## TO DO
Read the entries below and pull out each line with the string "dist".
:: RECORDS FOR THE EXERCISE ::
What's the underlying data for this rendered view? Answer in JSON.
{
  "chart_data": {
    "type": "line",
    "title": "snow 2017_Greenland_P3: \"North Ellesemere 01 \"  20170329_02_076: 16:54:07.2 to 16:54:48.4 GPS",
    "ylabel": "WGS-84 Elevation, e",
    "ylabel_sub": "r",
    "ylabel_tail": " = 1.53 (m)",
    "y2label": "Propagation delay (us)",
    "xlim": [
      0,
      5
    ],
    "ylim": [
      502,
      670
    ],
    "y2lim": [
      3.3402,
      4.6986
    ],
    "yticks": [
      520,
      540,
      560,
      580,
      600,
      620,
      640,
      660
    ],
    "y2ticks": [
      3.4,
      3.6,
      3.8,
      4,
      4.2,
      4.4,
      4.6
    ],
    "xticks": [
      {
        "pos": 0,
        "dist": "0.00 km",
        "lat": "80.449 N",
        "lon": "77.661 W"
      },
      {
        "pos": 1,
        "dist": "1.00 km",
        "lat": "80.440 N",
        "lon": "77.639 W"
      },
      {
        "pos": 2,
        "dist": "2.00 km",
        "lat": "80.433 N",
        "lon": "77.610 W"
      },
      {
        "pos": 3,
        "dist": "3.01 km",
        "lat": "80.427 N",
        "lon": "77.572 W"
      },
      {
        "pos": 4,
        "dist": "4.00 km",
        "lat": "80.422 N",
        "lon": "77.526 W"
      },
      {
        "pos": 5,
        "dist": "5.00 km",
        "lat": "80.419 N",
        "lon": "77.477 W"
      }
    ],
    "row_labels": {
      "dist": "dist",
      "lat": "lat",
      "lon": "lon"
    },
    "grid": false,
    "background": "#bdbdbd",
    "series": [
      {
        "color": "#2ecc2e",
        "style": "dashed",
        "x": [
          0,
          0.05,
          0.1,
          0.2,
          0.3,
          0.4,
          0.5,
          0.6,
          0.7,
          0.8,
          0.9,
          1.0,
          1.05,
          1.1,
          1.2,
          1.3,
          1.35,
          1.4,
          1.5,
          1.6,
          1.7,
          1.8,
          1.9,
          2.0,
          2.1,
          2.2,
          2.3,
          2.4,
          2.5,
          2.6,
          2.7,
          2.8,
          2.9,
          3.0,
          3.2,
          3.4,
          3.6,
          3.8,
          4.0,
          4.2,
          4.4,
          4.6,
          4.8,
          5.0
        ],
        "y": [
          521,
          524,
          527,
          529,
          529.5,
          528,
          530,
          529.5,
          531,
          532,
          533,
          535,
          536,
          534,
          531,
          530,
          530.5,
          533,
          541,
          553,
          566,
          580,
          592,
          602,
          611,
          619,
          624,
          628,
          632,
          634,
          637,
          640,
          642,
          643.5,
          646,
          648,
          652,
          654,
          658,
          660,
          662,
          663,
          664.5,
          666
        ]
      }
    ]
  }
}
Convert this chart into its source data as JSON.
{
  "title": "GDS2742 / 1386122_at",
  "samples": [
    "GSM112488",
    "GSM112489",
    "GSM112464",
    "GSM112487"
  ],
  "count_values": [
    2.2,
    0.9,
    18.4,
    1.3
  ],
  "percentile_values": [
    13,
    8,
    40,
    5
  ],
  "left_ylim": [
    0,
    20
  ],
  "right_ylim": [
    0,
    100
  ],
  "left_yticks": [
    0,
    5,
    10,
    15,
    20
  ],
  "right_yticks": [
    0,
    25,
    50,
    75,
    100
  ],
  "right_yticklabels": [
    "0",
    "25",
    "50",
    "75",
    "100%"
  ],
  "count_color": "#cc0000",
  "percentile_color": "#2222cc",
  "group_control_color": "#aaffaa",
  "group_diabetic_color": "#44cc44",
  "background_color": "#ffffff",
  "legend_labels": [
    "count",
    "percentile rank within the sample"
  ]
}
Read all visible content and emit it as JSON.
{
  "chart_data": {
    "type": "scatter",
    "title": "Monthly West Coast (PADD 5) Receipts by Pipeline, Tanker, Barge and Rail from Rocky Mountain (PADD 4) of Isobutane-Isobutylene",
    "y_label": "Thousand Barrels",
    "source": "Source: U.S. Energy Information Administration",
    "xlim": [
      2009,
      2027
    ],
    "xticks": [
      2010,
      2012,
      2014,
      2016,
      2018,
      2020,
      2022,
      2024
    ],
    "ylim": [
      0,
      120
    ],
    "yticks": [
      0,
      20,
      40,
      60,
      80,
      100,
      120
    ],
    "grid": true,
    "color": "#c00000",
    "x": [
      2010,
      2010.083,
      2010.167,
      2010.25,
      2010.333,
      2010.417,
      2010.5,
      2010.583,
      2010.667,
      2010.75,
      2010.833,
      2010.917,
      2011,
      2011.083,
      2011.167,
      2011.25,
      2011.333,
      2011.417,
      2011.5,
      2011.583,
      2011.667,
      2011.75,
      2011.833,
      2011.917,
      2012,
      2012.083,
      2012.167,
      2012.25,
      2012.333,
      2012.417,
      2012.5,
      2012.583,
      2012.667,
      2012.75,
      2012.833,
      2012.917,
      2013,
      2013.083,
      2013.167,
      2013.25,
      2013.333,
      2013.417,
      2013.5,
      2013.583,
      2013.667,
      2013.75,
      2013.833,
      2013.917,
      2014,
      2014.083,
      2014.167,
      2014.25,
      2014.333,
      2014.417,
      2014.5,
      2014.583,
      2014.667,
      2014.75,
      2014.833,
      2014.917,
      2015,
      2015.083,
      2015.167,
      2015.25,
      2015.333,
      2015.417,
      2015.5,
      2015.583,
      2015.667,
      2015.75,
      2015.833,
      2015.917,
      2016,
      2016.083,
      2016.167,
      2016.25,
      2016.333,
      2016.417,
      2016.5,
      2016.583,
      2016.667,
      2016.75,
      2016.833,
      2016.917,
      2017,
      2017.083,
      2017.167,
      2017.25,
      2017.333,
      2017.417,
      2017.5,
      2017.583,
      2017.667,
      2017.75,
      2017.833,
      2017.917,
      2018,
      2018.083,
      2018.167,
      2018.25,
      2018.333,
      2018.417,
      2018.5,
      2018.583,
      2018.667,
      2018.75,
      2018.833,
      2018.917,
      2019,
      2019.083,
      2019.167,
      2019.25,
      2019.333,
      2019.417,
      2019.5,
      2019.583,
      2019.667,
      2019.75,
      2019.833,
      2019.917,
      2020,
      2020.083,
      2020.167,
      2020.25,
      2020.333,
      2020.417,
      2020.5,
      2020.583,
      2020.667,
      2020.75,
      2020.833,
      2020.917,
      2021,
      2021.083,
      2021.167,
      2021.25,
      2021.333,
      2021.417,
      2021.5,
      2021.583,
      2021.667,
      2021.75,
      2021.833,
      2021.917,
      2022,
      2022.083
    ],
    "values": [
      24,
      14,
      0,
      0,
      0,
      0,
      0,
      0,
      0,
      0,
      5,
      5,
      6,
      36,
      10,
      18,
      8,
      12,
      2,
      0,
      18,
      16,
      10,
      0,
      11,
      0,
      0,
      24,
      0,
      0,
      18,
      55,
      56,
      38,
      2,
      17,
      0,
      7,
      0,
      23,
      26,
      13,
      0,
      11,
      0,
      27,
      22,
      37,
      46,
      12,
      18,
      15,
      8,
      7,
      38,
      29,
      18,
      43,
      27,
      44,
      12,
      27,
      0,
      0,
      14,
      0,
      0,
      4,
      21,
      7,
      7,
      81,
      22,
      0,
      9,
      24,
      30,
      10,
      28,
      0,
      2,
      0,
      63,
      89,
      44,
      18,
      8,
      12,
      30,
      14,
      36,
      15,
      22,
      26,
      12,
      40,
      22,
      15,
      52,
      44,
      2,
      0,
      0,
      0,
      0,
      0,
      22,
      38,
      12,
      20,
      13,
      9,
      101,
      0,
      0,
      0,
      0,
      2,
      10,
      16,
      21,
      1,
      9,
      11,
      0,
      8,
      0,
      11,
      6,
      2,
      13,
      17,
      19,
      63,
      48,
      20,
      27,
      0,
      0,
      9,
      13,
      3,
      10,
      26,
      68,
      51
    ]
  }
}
:::
## RESPONSE FOR THIS EXERCISE
        "dist": "0.00 km",
        "dist": "1.00 km",
        "dist": "2.00 km",
        "dist": "3.01 km",
        "dist": "4.00 km",
        "dist": "5.00 km",
      "dist": "dist",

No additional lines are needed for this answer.